Brief »
Leave out the pictures, then reproduce the rest of the material exactly.

Stored rows »

★ ★ ★

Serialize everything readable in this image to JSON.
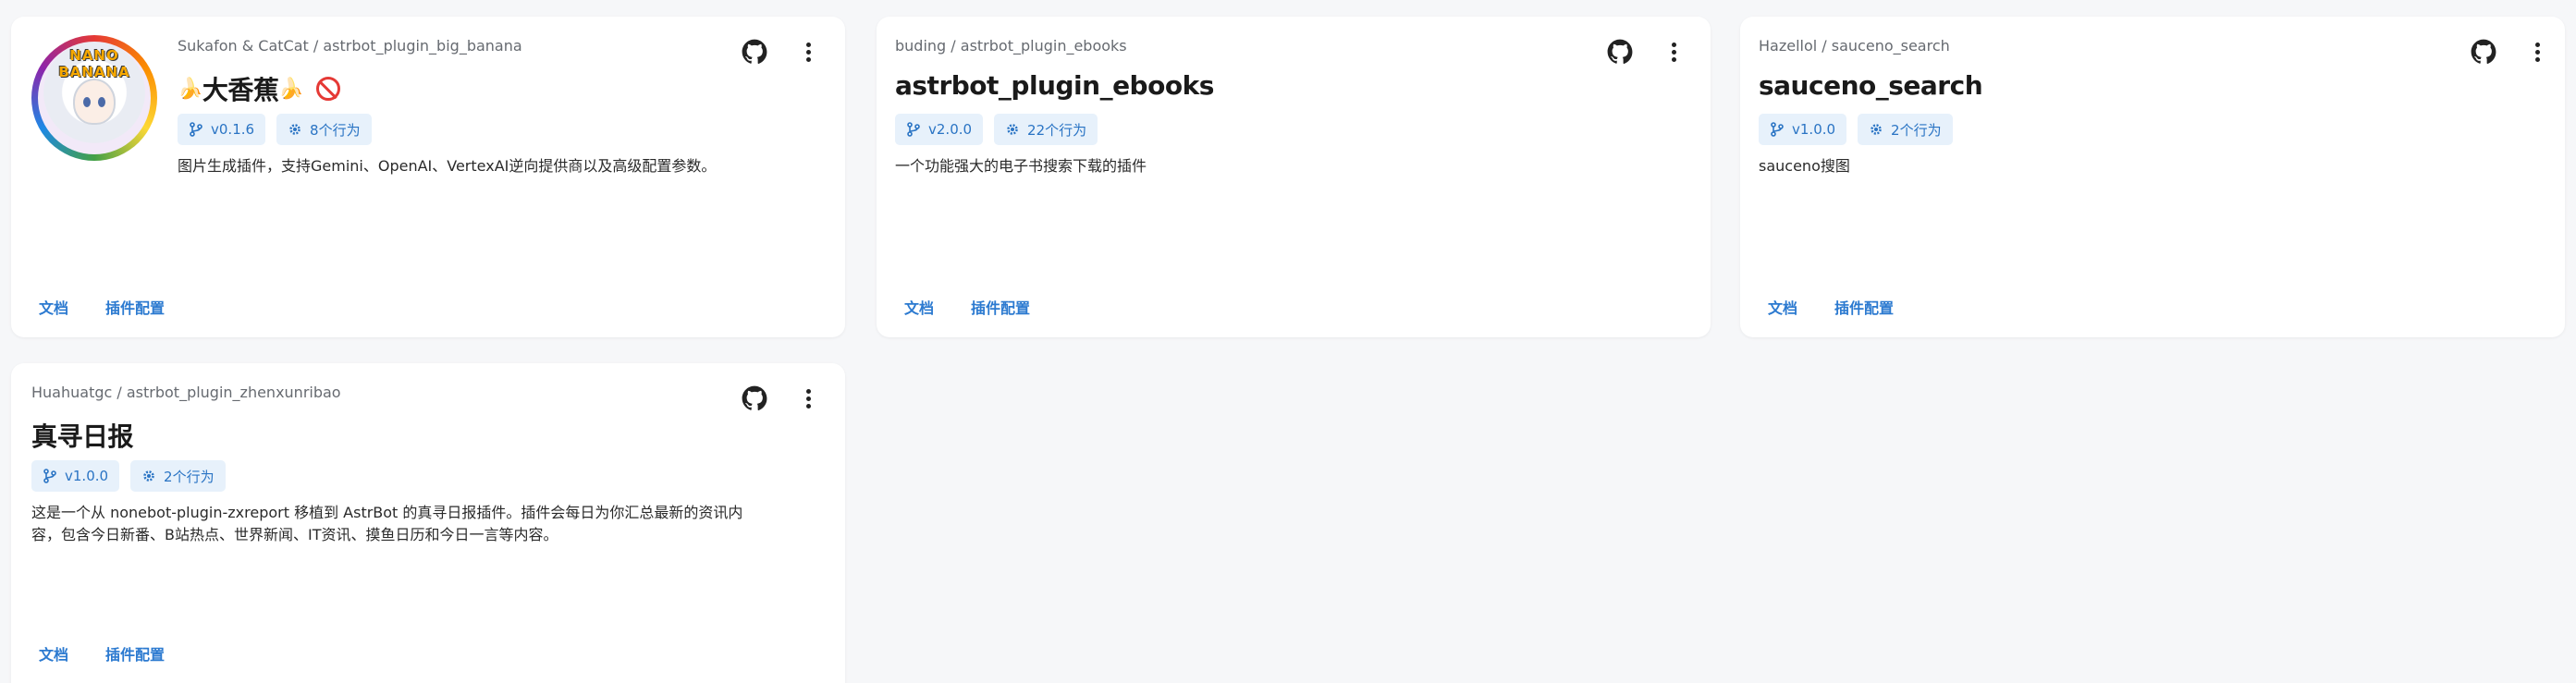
{
  "plugins": [
    {
      "owner": "Sukafon & CatCat / astrbot_plugin_big_banana",
      "title_prefix": "🍌",
      "title": "大香蕉",
      "title_suffix": "🍌",
      "avatar_text": "NANO BANANA",
      "version": "v0.1.6",
      "actions": "8个行为",
      "description": "图片生成插件，支持Gemini、OpenAI、VertexAI逆向提供商以及高级配置参数。",
      "link_docs": "文档",
      "link_config": "插件配置"
    },
    {
      "owner": "buding / astrbot_plugin_ebooks",
      "title": "astrbot_plugin_ebooks",
      "version": "v2.0.0",
      "actions": "22个行为",
      "description": "一个功能强大的电子书搜索下载的插件",
      "link_docs": "文档",
      "link_config": "插件配置"
    },
    {
      "owner": "Hazellol / sauceno_search",
      "title": "sauceno_search",
      "version": "v1.0.0",
      "actions": "2个行为",
      "description": "sauceno搜图",
      "link_docs": "文档",
      "link_config": "插件配置"
    },
    {
      "owner": "Huahuatgc / astrbot_plugin_zhenxunribao",
      "title": "真寻日报",
      "version": "v1.0.0",
      "actions": "2个行为",
      "description_line1": "这是一个从 nonebot-plugin-zxreport 移植到 AstrBot 的真寻日报插件。插件会每日为你汇总最新的资讯内",
      "description_line2": "容，包含今日新番、B站热点、世界新闻、IT资讯、摸鱼日历和今日一言等内容。",
      "link_docs": "文档",
      "link_config": "插件配置"
    }
  ],
  "icons": {
    "github": "github-icon",
    "more": "more-vert-icon",
    "version": "branch-icon",
    "actions": "gear-icon",
    "disabled": "prohibited-icon"
  },
  "colors": {
    "accent": "#2c7ad0",
    "tag_bg": "#e7f1fb",
    "page_bg": "#f6f7f9"
  }
}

★ ★ ★

Response below »
Serialize everything readable in this image to JSON.
{
  "plugins": [
    {
      "owner": "Sukafon & CatCat / astrbot_plugin_big_banana",
      "title_prefix": "🍌",
      "title": "大香蕉",
      "title_suffix": "🍌",
      "avatar_text": "NANO BANANA",
      "version": "v0.1.6",
      "actions": "8个行为",
      "description": "图片生成插件，支持Gemini、OpenAI、VertexAI逆向提供商以及高级配置参数。",
      "link_docs": "文档",
      "link_config": "插件配置"
    },
    {
      "owner": "buding / astrbot_plugin_ebooks",
      "title": "astrbot_plugin_ebooks",
      "version": "v2.0.0",
      "actions": "22个行为",
      "description": "一个功能强大的电子书搜索下载的插件",
      "link_docs": "文档",
      "link_config": "插件配置"
    },
    {
      "owner": "Hazellol / sauceno_search",
      "title": "sauceno_search",
      "version": "v1.0.0",
      "actions": "2个行为",
      "description": "sauceno搜图",
      "link_docs": "文档",
      "link_config": "插件配置"
    },
    {
      "owner": "Huahuatgc / astrbot_plugin_zhenxunribao",
      "title": "真寻日报",
      "version": "v1.0.0",
      "actions": "2个行为",
      "description_line1": "这是一个从 nonebot-plugin-zxreport 移植到 AstrBot 的真寻日报插件。插件会每日为你汇总最新的资讯内",
      "description_line2": "容，包含今日新番、B站热点、世界新闻、IT资讯、摸鱼日历和今日一言等内容。",
      "link_docs": "文档",
      "link_config": "插件配置"
    }
  ],
  "icons": {
    "github": "github-icon",
    "more": "more-vert-icon",
    "version": "branch-icon",
    "actions": "gear-icon",
    "disabled": "prohibited-icon"
  },
  "colors": {
    "accent": "#2c7ad0",
    "tag_bg": "#e7f1fb",
    "page_bg": "#f6f7f9"
  }
}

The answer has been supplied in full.